Record excerpts >>
☆ ☆ ☆ ☆

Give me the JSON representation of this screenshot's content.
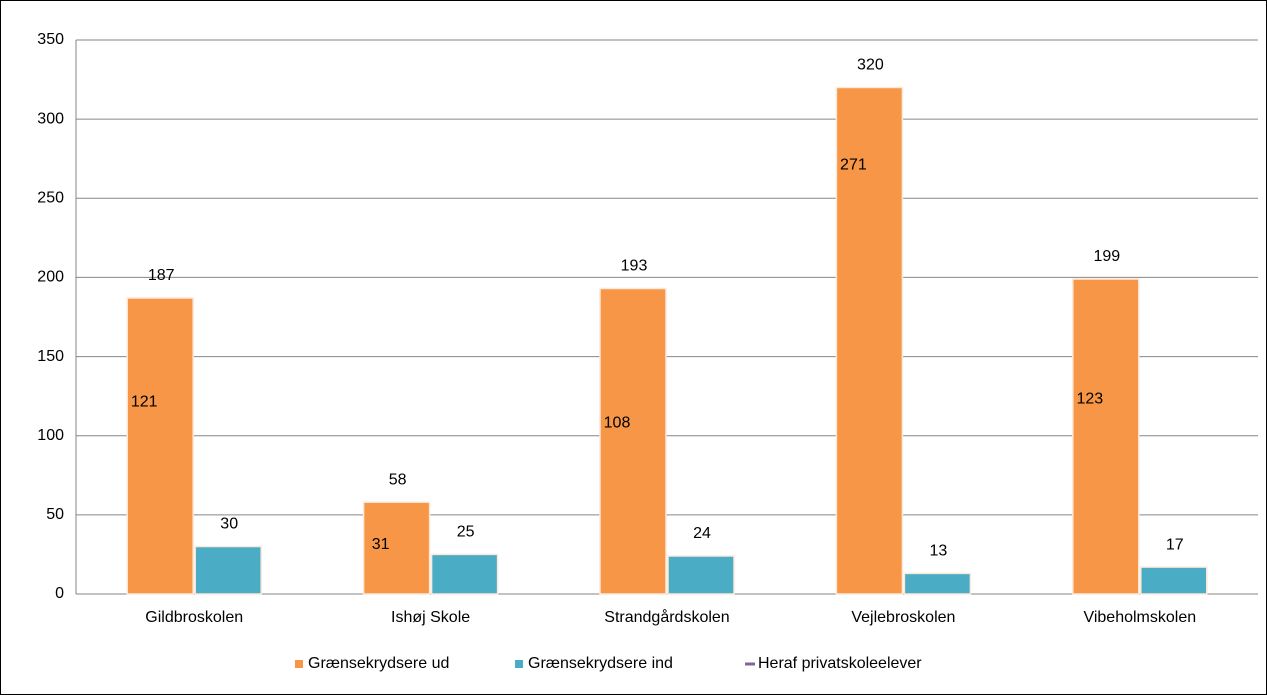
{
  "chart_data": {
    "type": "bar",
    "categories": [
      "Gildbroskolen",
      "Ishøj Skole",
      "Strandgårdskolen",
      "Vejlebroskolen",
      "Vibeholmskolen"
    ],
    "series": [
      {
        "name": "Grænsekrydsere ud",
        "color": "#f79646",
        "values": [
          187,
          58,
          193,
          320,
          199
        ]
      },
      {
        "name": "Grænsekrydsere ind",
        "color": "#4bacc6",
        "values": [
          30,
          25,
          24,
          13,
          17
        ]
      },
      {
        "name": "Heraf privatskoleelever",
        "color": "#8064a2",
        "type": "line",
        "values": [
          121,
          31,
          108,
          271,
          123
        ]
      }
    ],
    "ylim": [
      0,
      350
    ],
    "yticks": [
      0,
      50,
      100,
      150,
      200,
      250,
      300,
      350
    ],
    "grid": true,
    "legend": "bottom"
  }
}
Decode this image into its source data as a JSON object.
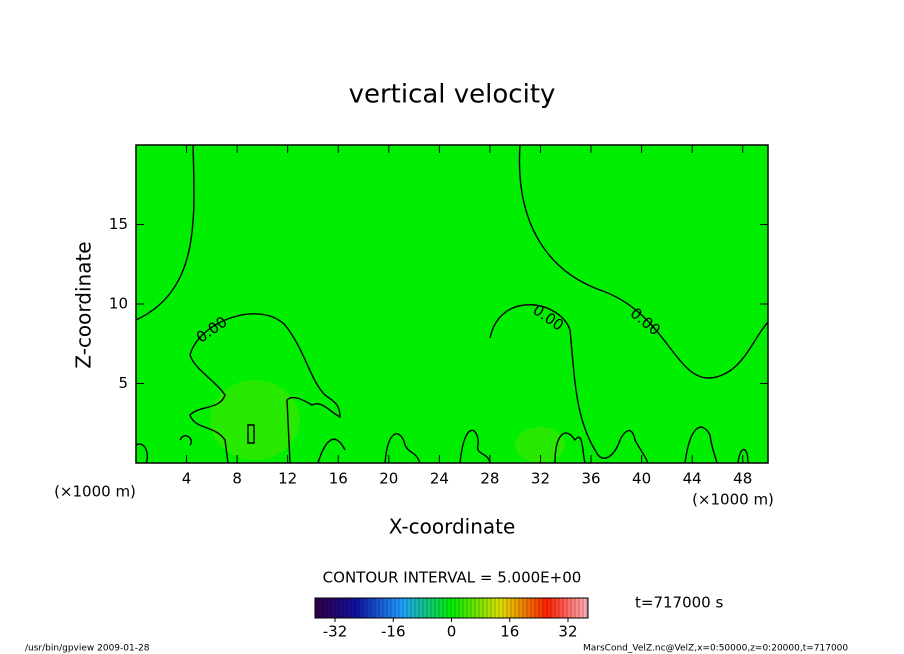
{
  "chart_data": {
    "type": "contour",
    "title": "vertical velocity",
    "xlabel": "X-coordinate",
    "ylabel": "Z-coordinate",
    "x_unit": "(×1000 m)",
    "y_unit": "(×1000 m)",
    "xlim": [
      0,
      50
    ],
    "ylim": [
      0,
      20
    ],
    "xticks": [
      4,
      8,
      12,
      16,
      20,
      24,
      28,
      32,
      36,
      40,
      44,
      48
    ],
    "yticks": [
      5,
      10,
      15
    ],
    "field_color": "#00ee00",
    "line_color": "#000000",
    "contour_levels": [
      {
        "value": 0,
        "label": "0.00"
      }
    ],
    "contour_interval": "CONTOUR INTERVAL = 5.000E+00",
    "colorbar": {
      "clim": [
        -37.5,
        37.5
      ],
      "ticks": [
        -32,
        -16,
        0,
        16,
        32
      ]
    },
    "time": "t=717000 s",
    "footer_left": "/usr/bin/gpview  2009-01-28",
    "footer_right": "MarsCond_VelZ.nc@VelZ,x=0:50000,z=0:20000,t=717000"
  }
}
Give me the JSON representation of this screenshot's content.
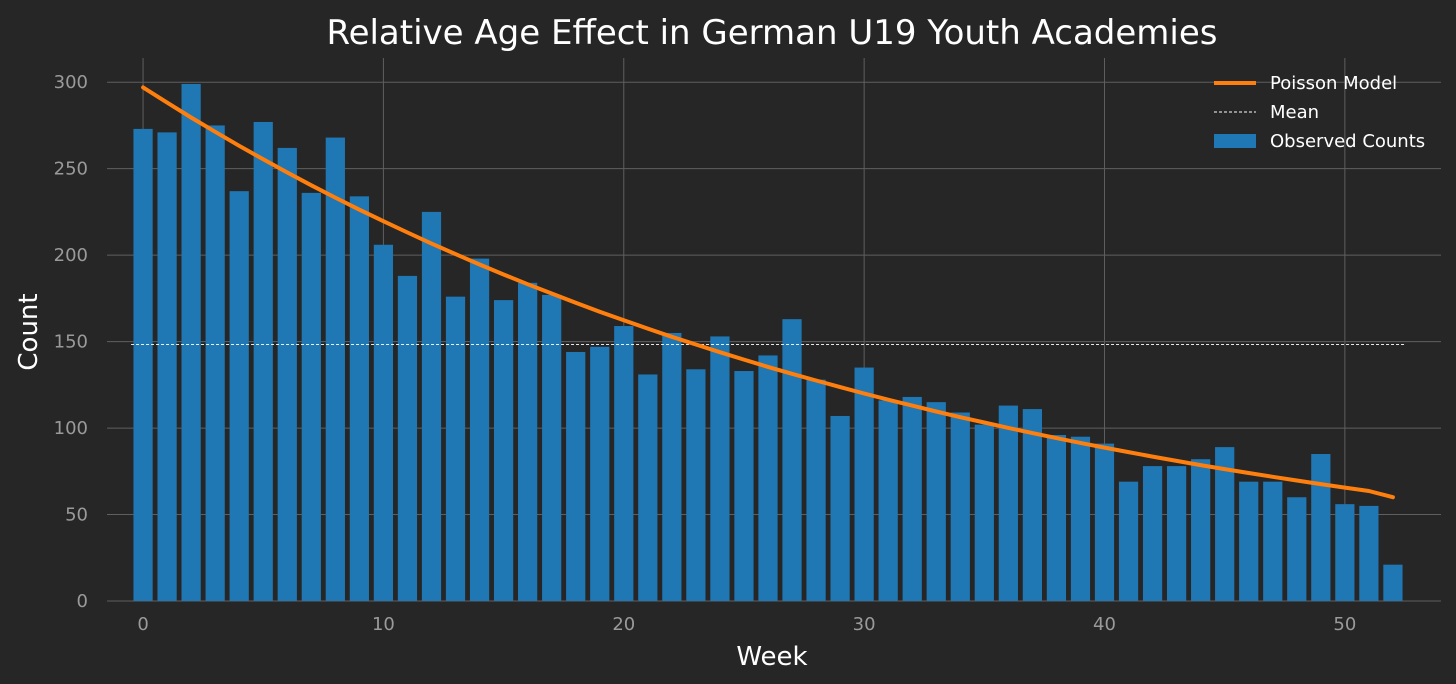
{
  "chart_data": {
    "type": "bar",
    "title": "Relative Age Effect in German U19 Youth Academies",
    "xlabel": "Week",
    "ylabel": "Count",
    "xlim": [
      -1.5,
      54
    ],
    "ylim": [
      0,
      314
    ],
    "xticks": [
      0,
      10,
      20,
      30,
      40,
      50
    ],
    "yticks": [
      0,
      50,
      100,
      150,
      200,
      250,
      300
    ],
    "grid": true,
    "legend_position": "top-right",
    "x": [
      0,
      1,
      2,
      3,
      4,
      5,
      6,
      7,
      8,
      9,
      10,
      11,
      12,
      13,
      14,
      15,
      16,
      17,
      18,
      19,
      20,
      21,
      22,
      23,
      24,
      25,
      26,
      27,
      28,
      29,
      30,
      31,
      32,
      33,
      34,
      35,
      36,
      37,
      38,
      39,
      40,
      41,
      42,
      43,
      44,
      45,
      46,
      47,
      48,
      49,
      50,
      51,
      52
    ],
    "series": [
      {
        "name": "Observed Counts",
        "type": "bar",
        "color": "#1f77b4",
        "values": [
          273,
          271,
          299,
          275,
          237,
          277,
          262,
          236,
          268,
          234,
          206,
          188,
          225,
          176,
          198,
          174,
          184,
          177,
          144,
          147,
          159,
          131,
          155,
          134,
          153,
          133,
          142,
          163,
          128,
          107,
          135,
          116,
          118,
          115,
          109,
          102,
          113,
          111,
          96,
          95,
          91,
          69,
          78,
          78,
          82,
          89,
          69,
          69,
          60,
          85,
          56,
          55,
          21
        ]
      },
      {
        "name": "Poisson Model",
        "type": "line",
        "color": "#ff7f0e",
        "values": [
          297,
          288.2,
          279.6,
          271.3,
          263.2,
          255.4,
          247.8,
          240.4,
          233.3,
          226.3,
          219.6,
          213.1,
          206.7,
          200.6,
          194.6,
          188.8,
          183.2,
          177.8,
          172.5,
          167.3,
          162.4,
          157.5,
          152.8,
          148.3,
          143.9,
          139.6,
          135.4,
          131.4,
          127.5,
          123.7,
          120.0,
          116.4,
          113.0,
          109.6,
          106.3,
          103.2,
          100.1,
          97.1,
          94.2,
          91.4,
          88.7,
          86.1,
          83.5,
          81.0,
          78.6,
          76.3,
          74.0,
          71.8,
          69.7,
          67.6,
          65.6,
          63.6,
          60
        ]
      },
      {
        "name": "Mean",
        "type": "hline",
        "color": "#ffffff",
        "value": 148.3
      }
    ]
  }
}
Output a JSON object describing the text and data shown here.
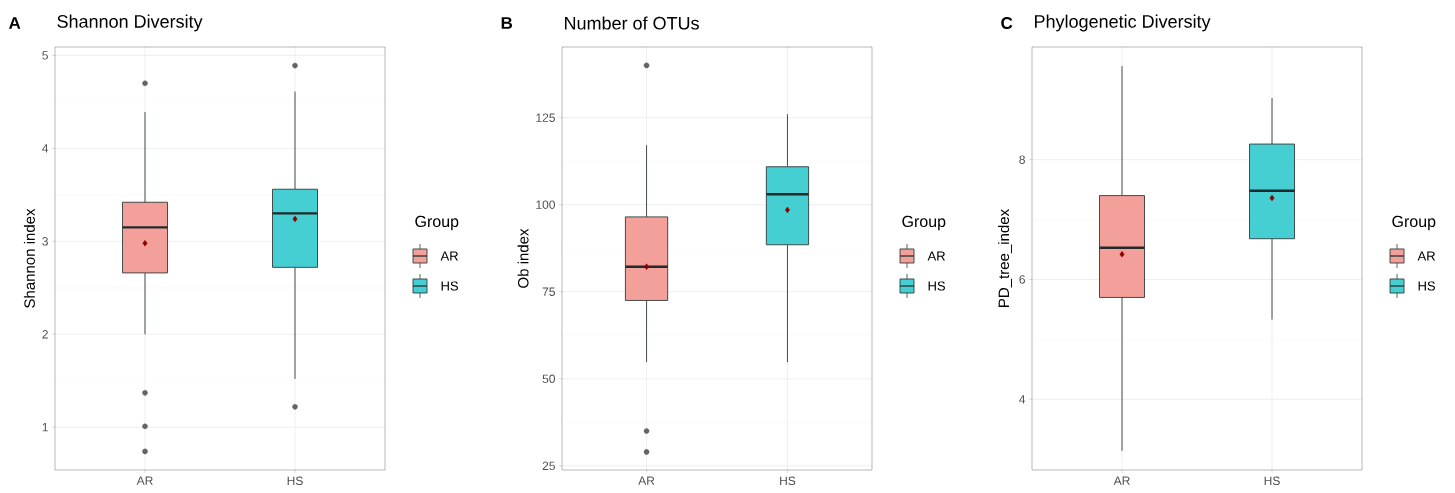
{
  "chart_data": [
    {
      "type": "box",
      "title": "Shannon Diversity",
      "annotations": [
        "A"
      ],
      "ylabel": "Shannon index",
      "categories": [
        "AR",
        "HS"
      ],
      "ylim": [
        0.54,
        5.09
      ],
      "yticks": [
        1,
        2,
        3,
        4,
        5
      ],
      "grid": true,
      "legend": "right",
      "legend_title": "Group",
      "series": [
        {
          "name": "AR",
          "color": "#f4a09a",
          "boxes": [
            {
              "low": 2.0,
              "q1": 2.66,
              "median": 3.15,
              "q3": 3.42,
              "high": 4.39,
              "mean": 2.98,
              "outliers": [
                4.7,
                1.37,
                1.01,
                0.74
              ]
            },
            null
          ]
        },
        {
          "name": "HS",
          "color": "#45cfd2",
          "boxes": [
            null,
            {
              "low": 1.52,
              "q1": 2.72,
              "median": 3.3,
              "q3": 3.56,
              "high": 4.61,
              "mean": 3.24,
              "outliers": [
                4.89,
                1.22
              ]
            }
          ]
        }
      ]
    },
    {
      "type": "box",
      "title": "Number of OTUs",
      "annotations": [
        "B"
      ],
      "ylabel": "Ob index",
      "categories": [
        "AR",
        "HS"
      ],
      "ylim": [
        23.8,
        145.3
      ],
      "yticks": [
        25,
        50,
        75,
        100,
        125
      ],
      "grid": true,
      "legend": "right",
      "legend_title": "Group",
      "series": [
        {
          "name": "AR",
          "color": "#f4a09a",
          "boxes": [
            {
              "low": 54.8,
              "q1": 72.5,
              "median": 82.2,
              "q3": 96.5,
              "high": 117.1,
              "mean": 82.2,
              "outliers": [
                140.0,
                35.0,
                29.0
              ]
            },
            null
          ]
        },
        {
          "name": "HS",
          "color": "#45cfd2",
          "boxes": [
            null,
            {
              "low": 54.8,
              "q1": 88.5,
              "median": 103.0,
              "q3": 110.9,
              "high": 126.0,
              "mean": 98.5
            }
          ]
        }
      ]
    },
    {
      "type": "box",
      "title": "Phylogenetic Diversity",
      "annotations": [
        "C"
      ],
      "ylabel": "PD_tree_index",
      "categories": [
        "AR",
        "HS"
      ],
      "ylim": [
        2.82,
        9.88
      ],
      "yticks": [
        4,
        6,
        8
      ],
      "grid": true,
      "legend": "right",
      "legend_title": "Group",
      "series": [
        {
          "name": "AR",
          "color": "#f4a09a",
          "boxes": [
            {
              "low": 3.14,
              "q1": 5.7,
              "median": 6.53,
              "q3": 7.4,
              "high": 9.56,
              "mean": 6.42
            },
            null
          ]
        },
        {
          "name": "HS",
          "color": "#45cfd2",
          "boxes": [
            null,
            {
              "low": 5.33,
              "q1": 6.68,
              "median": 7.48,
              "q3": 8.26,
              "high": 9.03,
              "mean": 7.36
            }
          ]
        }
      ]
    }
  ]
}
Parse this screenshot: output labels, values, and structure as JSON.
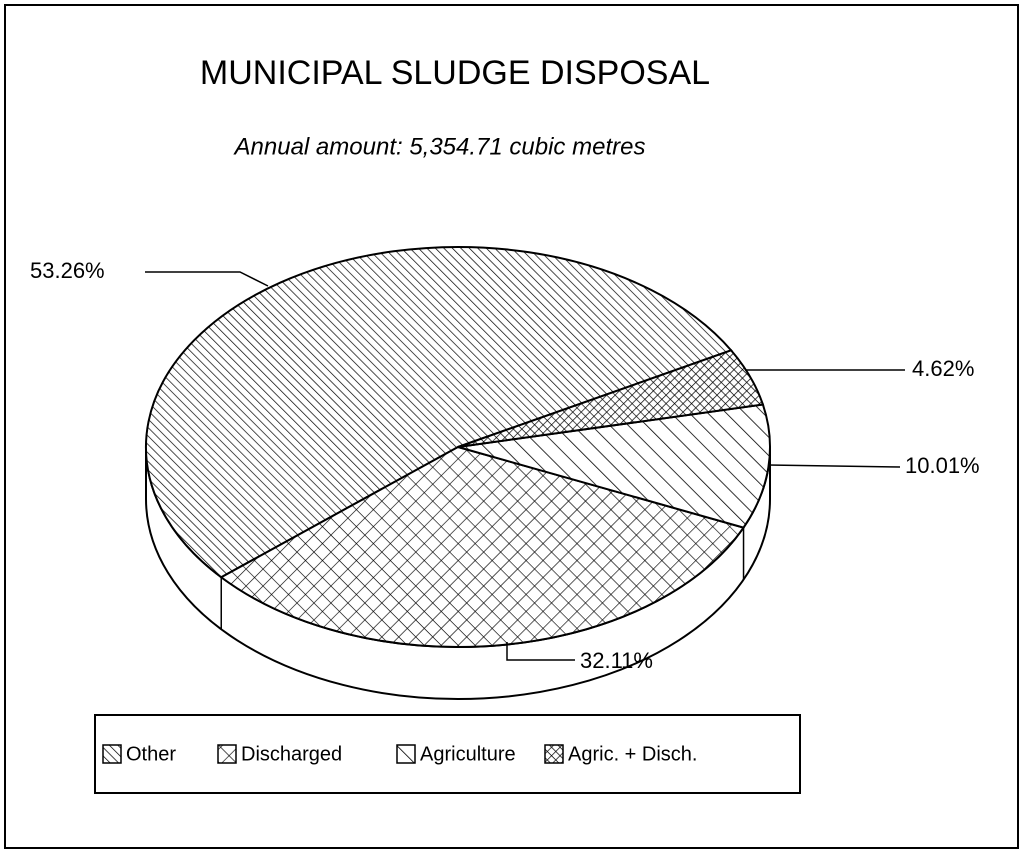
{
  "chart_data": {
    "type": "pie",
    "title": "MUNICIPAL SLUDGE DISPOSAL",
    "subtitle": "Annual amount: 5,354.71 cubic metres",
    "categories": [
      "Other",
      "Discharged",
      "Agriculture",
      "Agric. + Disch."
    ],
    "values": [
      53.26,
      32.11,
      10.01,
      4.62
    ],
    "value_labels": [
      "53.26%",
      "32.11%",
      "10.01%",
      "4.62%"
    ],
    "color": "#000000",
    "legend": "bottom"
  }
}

☆ ☆ ☆ ☆

Goal >> Scan the material above and determine how many lines include the word "coordinate"; report only the number.

Answer to this exercise >> 2